À faire
D'après l'extrait sur le film « Bande de filles », comment les quatre interprètes principales ont-elles été repérées ?

Extrait du document
/---
Chacune repérée par un casting sauvage,
les quatre interprètes principales de Bande
de filles apparaissent totalement refaçonnées par la caméra de la cinéaste,
au filmage anti-naturaliste qui les suit dans leurs déambulations parisiennes,
resituant leurs corps dans un espace à priori sans grand intérêt
cinématographique, dont l’utilisation des décors montre néanmoins tout son
potentiel. De la danse, des combats de gangs, la vie en banlieue observée par
Céline Sciamma est ici traduite à l’écran de manière plus que séduisante,
arborant une esthétisation pop des plus glamours pouvant lointainement évoquer
les films de Sofia Coppola.
\---
Lignes
/---
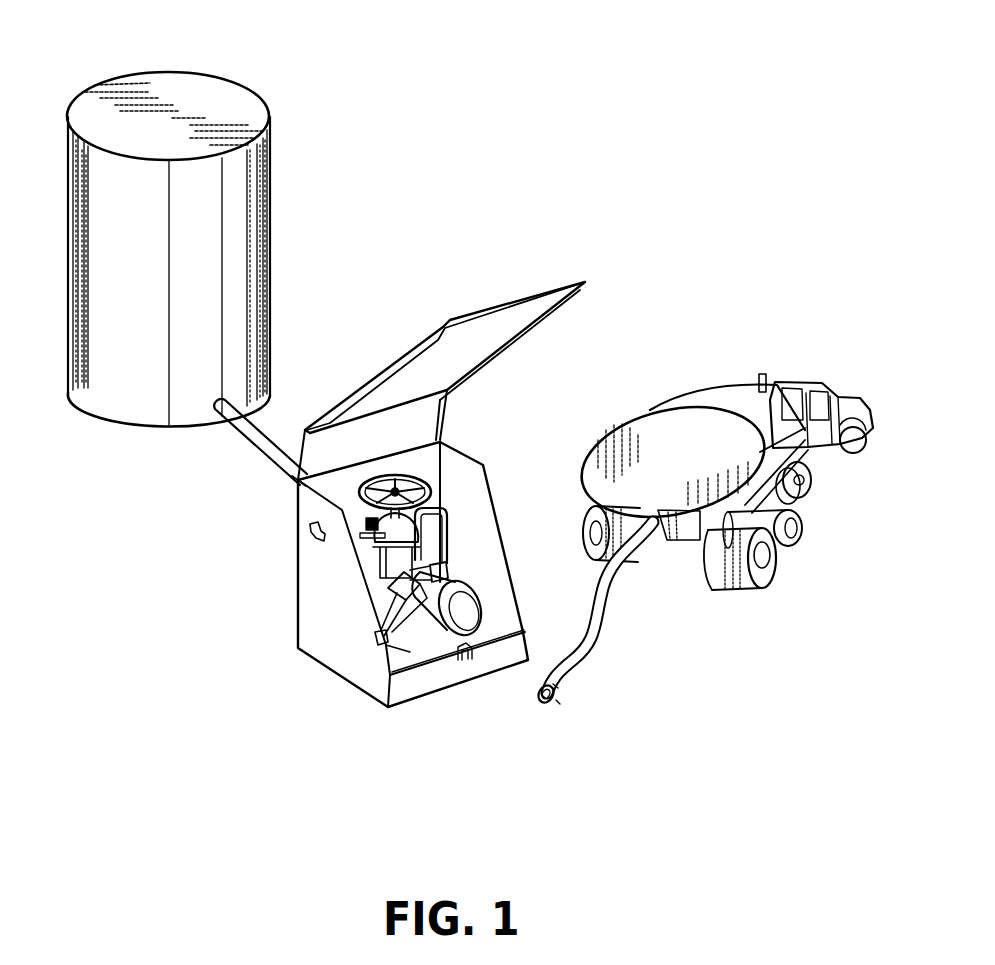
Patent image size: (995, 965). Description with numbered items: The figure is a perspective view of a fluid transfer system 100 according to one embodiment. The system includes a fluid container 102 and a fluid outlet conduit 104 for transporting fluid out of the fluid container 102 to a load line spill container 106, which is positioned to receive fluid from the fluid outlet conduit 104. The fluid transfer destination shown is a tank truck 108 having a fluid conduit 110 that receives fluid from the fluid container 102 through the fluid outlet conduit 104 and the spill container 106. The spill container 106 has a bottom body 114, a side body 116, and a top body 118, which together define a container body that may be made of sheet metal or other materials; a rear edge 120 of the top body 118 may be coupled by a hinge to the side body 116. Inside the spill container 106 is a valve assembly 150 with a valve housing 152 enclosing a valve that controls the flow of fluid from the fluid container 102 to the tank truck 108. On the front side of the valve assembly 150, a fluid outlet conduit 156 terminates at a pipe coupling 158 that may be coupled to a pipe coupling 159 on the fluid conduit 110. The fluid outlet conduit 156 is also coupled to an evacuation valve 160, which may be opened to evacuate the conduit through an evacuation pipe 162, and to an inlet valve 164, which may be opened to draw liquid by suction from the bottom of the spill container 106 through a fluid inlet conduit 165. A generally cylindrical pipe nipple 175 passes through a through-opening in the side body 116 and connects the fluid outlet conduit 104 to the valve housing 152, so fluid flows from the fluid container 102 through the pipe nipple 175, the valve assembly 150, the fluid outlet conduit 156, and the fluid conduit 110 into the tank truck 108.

The fluid transfer system 100 is at (595, 106).
The fluid container 102 is at (222, 78).
The fluid outlet conduit 104 is at (243, 436).
The load line spill container 106 is at (333, 655).
The tank truck 108 is at (702, 385).
The fluid conduit 110 is at (600, 663).
The bottom body 114 is at (407, 653).
The side body 116 is at (317, 548).
The top body 118 is at (498, 332).
The rear edge 120 is at (297, 485).
The valve assembly 150 is at (414, 464).
The valve housing 152 is at (380, 534).
The fluid outlet conduit 156 is at (493, 653).
The pipe coupling 158 is at (472, 618).
The pipe coupling 159 is at (553, 703).
The evacuation valve 160 is at (437, 570).
The evacuation pipe 162 is at (447, 527).
The inlet valve 164 is at (397, 578).
The fluid inlet conduit 165 is at (380, 640).
The pipe nipple 175 is at (368, 522).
\---
Résultat de l'exercice
Chacune a été repérée par un casting sauvage.